Short exercise: Which lines in the records below contain the word "LogicLock"? Copy each of them.

===============

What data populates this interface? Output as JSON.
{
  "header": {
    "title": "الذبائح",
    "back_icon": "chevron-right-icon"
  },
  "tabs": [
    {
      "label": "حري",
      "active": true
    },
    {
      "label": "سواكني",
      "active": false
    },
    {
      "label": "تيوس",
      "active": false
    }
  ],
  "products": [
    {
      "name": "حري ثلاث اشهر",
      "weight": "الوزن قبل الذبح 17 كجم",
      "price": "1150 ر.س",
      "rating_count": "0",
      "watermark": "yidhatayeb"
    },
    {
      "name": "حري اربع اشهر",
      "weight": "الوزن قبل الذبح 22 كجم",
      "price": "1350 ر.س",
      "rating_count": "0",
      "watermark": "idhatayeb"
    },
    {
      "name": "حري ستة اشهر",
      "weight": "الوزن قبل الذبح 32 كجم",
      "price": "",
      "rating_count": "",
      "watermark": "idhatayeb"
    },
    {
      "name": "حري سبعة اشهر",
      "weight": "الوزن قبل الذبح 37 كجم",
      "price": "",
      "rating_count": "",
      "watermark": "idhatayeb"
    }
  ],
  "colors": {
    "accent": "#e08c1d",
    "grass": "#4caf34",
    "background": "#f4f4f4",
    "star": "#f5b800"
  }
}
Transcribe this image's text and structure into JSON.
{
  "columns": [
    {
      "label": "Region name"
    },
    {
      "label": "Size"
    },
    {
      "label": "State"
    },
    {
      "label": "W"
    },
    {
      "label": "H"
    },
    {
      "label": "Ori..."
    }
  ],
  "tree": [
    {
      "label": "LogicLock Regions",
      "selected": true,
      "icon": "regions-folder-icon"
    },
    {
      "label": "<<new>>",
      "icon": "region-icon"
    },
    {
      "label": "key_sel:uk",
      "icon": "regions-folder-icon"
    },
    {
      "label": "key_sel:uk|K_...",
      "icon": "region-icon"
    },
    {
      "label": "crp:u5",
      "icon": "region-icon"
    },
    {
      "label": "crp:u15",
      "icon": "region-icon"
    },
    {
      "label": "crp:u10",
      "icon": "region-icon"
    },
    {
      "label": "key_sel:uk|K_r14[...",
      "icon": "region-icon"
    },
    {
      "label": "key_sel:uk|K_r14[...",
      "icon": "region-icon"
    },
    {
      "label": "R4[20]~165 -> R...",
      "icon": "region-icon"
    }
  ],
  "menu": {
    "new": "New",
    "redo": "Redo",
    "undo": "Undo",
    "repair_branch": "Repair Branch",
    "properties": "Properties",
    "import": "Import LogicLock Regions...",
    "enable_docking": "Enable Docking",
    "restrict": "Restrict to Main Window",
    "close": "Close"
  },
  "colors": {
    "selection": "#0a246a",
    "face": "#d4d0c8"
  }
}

===============

Solution to the problem:
      "label": "LogicLock Regions",
    "import": "Import LogicLock Regions...",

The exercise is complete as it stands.